**DATA PROVIDED**
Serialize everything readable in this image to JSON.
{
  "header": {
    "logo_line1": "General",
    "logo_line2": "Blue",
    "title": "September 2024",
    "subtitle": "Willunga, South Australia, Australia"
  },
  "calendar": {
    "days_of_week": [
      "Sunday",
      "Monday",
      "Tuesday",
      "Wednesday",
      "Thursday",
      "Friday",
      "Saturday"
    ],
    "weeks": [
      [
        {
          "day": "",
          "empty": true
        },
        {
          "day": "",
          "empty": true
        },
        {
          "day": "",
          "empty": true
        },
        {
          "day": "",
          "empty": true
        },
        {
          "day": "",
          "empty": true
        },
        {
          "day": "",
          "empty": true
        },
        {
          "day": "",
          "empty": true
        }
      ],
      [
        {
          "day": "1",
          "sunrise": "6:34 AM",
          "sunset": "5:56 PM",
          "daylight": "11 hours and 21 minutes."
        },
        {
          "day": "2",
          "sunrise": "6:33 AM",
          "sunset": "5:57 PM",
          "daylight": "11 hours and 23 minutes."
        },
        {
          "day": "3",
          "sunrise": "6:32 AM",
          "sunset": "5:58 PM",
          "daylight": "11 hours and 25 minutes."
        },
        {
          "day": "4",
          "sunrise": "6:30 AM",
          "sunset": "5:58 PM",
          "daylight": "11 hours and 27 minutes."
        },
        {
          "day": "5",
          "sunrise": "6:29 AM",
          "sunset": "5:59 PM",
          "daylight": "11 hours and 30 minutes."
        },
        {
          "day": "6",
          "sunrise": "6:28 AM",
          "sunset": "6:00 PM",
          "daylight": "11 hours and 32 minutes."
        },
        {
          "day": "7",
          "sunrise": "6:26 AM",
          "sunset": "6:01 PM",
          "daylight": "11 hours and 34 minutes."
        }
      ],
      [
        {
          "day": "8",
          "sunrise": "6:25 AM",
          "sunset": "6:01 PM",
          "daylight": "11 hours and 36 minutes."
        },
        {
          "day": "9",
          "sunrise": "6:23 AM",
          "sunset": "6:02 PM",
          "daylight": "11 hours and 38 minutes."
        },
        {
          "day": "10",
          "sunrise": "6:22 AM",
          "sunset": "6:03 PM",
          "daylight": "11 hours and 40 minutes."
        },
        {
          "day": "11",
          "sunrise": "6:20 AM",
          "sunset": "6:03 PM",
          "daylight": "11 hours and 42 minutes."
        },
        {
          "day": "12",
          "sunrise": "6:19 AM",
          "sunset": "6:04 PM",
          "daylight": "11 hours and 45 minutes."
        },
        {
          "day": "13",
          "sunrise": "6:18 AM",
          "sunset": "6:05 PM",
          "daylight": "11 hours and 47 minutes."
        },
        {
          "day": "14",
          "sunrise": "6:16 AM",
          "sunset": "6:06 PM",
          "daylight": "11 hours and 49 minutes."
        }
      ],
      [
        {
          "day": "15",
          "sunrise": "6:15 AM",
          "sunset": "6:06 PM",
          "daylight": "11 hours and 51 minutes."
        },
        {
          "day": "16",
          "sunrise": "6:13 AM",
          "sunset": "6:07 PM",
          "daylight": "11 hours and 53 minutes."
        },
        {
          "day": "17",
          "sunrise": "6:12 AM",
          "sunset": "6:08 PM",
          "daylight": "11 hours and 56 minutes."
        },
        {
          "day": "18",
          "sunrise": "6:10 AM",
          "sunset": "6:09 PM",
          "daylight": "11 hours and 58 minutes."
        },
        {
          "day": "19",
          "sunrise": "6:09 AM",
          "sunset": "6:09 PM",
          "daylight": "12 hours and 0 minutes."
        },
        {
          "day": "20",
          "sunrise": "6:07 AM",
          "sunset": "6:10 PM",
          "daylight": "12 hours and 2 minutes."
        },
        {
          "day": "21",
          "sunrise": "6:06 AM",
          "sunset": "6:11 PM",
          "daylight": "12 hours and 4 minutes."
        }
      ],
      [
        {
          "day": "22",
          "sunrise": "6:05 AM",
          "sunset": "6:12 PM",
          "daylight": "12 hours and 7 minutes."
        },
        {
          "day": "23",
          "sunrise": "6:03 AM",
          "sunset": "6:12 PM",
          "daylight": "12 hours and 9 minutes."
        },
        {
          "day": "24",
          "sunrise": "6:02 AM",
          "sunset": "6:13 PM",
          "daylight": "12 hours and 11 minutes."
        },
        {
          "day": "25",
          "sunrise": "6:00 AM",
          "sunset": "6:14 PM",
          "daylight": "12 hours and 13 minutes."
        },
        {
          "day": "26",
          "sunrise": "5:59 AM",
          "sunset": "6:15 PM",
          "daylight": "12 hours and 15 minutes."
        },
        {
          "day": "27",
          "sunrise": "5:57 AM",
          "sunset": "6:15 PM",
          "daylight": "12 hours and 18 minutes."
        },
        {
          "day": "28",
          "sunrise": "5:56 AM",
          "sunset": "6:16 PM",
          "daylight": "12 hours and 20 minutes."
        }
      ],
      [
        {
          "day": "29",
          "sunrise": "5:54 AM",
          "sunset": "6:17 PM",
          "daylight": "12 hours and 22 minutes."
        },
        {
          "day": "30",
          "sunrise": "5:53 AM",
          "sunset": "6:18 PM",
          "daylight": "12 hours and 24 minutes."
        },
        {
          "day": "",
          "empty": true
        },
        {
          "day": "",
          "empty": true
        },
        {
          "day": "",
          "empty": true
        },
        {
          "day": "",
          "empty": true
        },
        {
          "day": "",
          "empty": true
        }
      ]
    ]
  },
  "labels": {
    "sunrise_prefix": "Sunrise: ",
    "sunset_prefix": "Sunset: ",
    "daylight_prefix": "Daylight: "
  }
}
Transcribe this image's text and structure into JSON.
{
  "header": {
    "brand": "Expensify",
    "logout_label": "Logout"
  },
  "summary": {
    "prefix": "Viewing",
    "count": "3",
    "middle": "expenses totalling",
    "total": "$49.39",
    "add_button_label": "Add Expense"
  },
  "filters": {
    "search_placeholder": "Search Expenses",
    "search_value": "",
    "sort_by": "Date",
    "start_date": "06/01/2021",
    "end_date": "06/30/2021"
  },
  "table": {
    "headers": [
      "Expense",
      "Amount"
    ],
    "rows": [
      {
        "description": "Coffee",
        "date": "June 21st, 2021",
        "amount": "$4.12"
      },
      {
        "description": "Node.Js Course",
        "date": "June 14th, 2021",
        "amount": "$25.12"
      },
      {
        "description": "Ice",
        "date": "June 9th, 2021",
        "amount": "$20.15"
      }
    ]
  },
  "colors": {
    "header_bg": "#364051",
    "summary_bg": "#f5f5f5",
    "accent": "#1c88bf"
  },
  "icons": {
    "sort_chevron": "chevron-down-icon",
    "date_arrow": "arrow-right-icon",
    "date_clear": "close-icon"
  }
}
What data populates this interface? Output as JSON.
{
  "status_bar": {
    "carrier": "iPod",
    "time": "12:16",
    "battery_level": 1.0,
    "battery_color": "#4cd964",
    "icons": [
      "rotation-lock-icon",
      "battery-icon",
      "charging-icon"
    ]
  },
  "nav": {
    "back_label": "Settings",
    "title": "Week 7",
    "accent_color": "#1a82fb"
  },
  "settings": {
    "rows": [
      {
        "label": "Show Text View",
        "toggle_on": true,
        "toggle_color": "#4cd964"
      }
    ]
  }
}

**EXERCISE DESCRIPTION**
Go through the listing and copy all of it exactly.

**EXPECTED ANSWER**
Serialize everything readable in this image to JSON.
{
  "header": {
    "logo_line1": "General",
    "logo_line2": "Blue",
    "title": "September 2024",
    "subtitle": "Willunga, South Australia, Australia"
  },
  "calendar": {
    "days_of_week": [
      "Sunday",
      "Monday",
      "Tuesday",
      "Wednesday",
      "Thursday",
      "Friday",
      "Saturday"
    ],
    "weeks": [
      [
        {
          "day": "",
          "empty": true
        },
        {
          "day": "",
          "empty": true
        },
        {
          "day": "",
          "empty": true
        },
        {
          "day": "",
          "empty": true
        },
        {
          "day": "",
          "empty": true
        },
        {
          "day": "",
          "empty": true
        },
        {
          "day": "",
          "empty": true
        }
      ],
      [
        {
          "day": "1",
          "sunrise": "6:34 AM",
          "sunset": "5:56 PM",
          "daylight": "11 hours and 21 minutes."
        },
        {
          "day": "2",
          "sunrise": "6:33 AM",
          "sunset": "5:57 PM",
          "daylight": "11 hours and 23 minutes."
        },
        {
          "day": "3",
          "sunrise": "6:32 AM",
          "sunset": "5:58 PM",
          "daylight": "11 hours and 25 minutes."
        },
        {
          "day": "4",
          "sunrise": "6:30 AM",
          "sunset": "5:58 PM",
          "daylight": "11 hours and 27 minutes."
        },
        {
          "day": "5",
          "sunrise": "6:29 AM",
          "sunset": "5:59 PM",
          "daylight": "11 hours and 30 minutes."
        },
        {
          "day": "6",
          "sunrise": "6:28 AM",
          "sunset": "6:00 PM",
          "daylight": "11 hours and 32 minutes."
        },
        {
          "day": "7",
          "sunrise": "6:26 AM",
          "sunset": "6:01 PM",
          "daylight": "11 hours and 34 minutes."
        }
      ],
      [
        {
          "day": "8",
          "sunrise": "6:25 AM",
          "sunset": "6:01 PM",
          "daylight": "11 hours and 36 minutes."
        },
        {
          "day": "9",
          "sunrise": "6:23 AM",
          "sunset": "6:02 PM",
          "daylight": "11 hours and 38 minutes."
        },
        {
          "day": "10",
          "sunrise": "6:22 AM",
          "sunset": "6:03 PM",
          "daylight": "11 hours and 40 minutes."
        },
        {
          "day": "11",
          "sunrise": "6:20 AM",
          "sunset": "6:03 PM",
          "daylight": "11 hours and 42 minutes."
        },
        {
          "day": "12",
          "sunrise": "6:19 AM",
          "sunset": "6:04 PM",
          "daylight": "11 hours and 45 minutes."
        },
        {
          "day": "13",
          "sunrise": "6:18 AM",
          "sunset": "6:05 PM",
          "daylight": "11 hours and 47 minutes."
        },
        {
          "day": "14",
          "sunrise": "6:16 AM",
          "sunset": "6:06 PM",
          "daylight": "11 hours and 49 minutes."
        }
      ],
      [
        {
          "day": "15",
          "sunrise": "6:15 AM",
          "sunset": "6:06 PM",
          "daylight": "11 hours and 51 minutes."
        },
        {
          "day": "16",
          "sunrise": "6:13 AM",
          "sunset": "6:07 PM",
          "daylight": "11 hours and 53 minutes."
        },
        {
          "day": "17",
          "sunrise": "6:12 AM",
          "sunset": "6:08 PM",
          "daylight": "11 hours and 56 minutes."
        },
        {
          "day": "18",
          "sunrise": "6:10 AM",
          "sunset": "6:09 PM",
          "daylight": "11 hours and 58 minutes."
        },
        {
          "day": "19",
          "sunrise": "6:09 AM",
          "sunset": "6:09 PM",
          "daylight": "12 hours and 0 minutes."
        },
        {
          "day": "20",
          "sunrise": "6:07 AM",
          "sunset": "6:10 PM",
          "daylight": "12 hours and 2 minutes."
        },
        {
          "day": "21",
          "sunrise": "6:06 AM",
          "sunset": "6:11 PM",
          "daylight": "12 hours and 4 minutes."
        }
      ],
      [
        {
          "day": "22",
          "sunrise": "6:05 AM",
          "sunset": "6:12 PM",
          "daylight": "12 hours and 7 minutes."
        },
        {
          "day": "23",
          "sunrise": "6:03 AM",
          "sunset": "6:12 PM",
          "daylight": "12 hours and 9 minutes."
        },
        {
          "day": "24",
          "sunrise": "6:02 AM",
          "sunset": "6:13 PM",
          "daylight": "12 hours and 11 minutes."
        },
        {
          "day": "25",
          "sunrise": "6:00 AM",
          "sunset": "6:14 PM",
          "daylight": "12 hours and 13 minutes."
        },
        {
          "day": "26",
          "sunrise": "5:59 AM",
          "sunset": "6:15 PM",
          "daylight": "12 hours and 15 minutes."
        },
        {
          "day": "27",
          "sunrise": "5:57 AM",
          "sunset": "6:15 PM",
          "daylight": "12 hours and 18 minutes."
        },
        {
          "day": "28",
          "sunrise": "5:56 AM",
          "sunset": "6:16 PM",
          "daylight": "12 hours and 20 minutes."
        }
      ],
      [
        {
          "day": "29",
          "sunrise": "5:54 AM",
          "sunset": "6:17 PM",
          "daylight": "12 hours and 22 minutes."
        },
        {
          "day": "30",
          "sunrise": "5:53 AM",
          "sunset": "6:18 PM",
          "daylight": "12 hours and 24 minutes."
        },
        {
          "day": "",
          "empty": true
        },
        {
          "day": "",
          "empty": true
        },
        {
          "day": "",
          "empty": true
        },
        {
          "day": "",
          "empty": true
        },
        {
          "day": "",
          "empty": true
        }
      ]
    ]
  },
  "labels": {
    "sunrise_prefix": "Sunrise: ",
    "sunset_prefix": "Sunset: ",
    "daylight_prefix": "Daylight: "
  }
}
Transcribe this image's text and structure into JSON.
{
  "header": {
    "brand": "Expensify",
    "logout_label": "Logout"
  },
  "summary": {
    "prefix": "Viewing",
    "count": "3",
    "middle": "expenses totalling",
    "total": "$49.39",
    "add_button_label": "Add Expense"
  },
  "filters": {
    "search_placeholder": "Search Expenses",
    "search_value": "",
    "sort_by": "Date",
    "start_date": "06/01/2021",
    "end_date": "06/30/2021"
  },
  "table": {
    "headers": [
      "Expense",
      "Amount"
    ],
    "rows": [
      {
        "description": "Coffee",
        "date": "June 21st, 2021",
        "amount": "$4.12"
      },
      {
        "description": "Node.Js Course",
        "date": "June 14th, 2021",
        "amount": "$25.12"
      },
      {
        "description": "Ice",
        "date": "June 9th, 2021",
        "amount": "$20.15"
      }
    ]
  },
  "colors": {
    "header_bg": "#364051",
    "summary_bg": "#f5f5f5",
    "accent": "#1c88bf"
  },
  "icons": {
    "sort_chevron": "chevron-down-icon",
    "date_arrow": "arrow-right-icon",
    "date_clear": "close-icon"
  }
}
What data populates this interface? Output as JSON.
{
  "status_bar": {
    "carrier": "iPod",
    "time": "12:16",
    "battery_level": 1.0,
    "battery_color": "#4cd964",
    "icons": [
      "rotation-lock-icon",
      "battery-icon",
      "charging-icon"
    ]
  },
  "nav": {
    "back_label": "Settings",
    "title": "Week 7",
    "accent_color": "#1a82fb"
  },
  "settings": {
    "rows": [
      {
        "label": "Show Text View",
        "toggle_on": true,
        "toggle_color": "#4cd964"
      }
    ]
  }
}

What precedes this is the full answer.